Problem to work on: Lines before the one containing "Transcribe the text in this document." are excluded; retype that line and all remaining lines of the material exactly.

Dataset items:
::::

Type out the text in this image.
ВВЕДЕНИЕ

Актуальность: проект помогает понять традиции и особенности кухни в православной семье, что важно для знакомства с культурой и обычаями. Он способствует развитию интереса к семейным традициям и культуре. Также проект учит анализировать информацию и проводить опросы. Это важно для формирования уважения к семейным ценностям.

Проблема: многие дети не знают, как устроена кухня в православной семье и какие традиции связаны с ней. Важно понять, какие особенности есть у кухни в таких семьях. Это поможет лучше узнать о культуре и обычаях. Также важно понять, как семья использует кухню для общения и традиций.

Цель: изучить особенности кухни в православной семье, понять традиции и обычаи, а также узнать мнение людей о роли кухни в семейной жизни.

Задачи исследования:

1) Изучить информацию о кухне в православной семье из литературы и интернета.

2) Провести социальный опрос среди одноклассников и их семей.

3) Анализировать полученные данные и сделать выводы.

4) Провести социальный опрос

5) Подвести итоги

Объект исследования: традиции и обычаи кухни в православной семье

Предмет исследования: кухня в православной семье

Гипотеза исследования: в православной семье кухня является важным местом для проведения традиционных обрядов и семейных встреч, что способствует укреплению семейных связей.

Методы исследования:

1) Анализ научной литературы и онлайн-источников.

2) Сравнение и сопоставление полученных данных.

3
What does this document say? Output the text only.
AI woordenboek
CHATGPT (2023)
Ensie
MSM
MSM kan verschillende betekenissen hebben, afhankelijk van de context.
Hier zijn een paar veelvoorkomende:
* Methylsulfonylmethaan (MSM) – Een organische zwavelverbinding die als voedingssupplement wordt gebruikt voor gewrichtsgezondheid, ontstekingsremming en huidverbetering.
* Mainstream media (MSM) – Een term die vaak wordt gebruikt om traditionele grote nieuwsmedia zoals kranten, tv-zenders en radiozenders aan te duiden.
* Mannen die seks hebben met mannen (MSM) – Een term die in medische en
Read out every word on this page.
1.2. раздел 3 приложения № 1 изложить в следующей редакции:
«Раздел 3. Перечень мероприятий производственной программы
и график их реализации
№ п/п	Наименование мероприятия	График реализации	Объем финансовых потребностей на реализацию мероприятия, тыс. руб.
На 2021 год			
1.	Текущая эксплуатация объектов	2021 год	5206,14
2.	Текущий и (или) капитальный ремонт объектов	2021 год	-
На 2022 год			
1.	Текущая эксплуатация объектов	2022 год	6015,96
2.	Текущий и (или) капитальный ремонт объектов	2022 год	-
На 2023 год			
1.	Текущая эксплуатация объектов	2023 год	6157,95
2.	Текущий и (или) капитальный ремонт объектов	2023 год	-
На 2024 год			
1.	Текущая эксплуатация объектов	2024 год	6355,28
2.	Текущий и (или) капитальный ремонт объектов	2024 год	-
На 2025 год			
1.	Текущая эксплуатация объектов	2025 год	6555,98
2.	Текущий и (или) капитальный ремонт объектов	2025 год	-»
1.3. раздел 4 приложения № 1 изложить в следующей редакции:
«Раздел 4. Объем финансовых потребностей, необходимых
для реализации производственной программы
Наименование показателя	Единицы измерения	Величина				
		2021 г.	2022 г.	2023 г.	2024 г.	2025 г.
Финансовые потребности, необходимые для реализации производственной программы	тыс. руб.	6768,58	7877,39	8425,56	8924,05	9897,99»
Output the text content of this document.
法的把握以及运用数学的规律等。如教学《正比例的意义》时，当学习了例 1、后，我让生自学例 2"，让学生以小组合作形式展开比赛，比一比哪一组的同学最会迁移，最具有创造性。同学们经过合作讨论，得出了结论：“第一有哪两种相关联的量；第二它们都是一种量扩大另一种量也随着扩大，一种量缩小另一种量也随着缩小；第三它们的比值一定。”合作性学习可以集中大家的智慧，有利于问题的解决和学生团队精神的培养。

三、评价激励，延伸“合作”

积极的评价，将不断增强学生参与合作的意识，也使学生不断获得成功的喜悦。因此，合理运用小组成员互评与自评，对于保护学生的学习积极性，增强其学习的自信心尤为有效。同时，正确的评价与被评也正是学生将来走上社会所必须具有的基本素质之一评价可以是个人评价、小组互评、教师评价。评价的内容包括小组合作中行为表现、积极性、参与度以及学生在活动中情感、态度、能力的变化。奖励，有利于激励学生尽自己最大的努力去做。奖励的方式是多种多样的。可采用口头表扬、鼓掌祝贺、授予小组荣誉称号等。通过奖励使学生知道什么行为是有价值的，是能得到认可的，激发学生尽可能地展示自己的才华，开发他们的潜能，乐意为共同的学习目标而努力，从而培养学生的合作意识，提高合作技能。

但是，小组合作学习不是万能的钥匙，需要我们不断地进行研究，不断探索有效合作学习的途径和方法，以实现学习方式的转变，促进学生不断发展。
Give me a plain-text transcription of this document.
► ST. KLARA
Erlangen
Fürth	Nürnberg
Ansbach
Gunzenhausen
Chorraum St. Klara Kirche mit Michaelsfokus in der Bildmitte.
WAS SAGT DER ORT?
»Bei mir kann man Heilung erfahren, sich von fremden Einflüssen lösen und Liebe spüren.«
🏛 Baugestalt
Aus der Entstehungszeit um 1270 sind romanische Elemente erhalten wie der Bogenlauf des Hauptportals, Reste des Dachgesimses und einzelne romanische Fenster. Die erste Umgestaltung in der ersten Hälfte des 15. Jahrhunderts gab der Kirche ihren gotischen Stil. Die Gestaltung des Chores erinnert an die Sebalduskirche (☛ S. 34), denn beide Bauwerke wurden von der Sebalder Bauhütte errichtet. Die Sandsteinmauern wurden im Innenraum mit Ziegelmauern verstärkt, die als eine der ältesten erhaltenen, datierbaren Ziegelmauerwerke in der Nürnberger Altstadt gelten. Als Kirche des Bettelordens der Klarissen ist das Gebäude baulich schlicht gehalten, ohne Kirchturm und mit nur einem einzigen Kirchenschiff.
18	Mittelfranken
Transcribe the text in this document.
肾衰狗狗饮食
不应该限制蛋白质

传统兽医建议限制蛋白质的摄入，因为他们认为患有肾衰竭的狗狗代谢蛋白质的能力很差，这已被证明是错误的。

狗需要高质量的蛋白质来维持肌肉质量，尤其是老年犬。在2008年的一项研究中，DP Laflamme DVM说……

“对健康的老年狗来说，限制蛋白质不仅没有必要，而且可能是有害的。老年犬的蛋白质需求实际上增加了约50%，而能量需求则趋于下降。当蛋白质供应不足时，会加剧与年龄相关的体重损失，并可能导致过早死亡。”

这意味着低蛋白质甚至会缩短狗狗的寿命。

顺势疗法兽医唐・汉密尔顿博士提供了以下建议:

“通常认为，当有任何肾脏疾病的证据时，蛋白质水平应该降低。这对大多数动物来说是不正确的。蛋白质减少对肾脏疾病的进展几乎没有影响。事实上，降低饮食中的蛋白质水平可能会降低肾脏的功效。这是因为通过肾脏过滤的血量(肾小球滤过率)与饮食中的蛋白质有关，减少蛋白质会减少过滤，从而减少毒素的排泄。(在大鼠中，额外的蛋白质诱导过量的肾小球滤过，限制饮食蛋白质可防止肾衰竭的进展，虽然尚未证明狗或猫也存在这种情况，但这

::::

Solved exercise:
Transcribe the text in this document.
肾衰狗狗饮食
不应该限制蛋白质

传统兽医建议限制蛋白质的摄入，因为他们认为患有肾衰竭的狗狗代谢蛋白质的能力很差，这已被证明是错误的。

狗需要高质量的蛋白质来维持肌肉质量，尤其是老年犬。在2008年的一项研究中，DP Laflamme DVM说……

“对健康的老年狗来说，限制蛋白质不仅没有必要，而且可能是有害的。老年犬的蛋白质需求实际上增加了约50%，而能量需求则趋于下降。当蛋白质供应不足时，会加剧与年龄相关的体重损失，并可能导致过早死亡。”

这意味着低蛋白质甚至会缩短狗狗的寿命。

顺势疗法兽医唐・汉密尔顿博士提供了以下建议:

“通常认为，当有任何肾脏疾病的证据时，蛋白质水平应该降低。这对大多数动物来说是不正确的。蛋白质减少对肾脏疾病的进展几乎没有影响。事实上，降低饮食中的蛋白质水平可能会降低肾脏的功效。这是因为通过肾脏过滤的血量(肾小球滤过率)与饮食中的蛋白质有关，减少蛋白质会减少过滤，从而减少毒素的排泄。(在大鼠中，额外的蛋白质诱导过量的肾小球滤过，限制饮食蛋白质可防止肾衰竭的进展，虽然尚未证明狗或猫也存在这种情况，但这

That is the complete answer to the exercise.